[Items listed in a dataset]
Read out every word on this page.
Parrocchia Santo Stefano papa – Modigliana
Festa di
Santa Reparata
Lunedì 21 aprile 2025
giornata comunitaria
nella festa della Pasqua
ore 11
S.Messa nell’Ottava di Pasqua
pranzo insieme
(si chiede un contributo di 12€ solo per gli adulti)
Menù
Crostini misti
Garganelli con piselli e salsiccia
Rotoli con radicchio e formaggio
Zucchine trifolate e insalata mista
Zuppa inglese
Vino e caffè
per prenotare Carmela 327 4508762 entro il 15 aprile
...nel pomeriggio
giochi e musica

- [TASK TO CARRY OUT]
Copy out the lines in which the string "Pasqua" appears.

- [REPLY]
nella festa della Pasqua
S.Messa nell’Ottava di Pasqua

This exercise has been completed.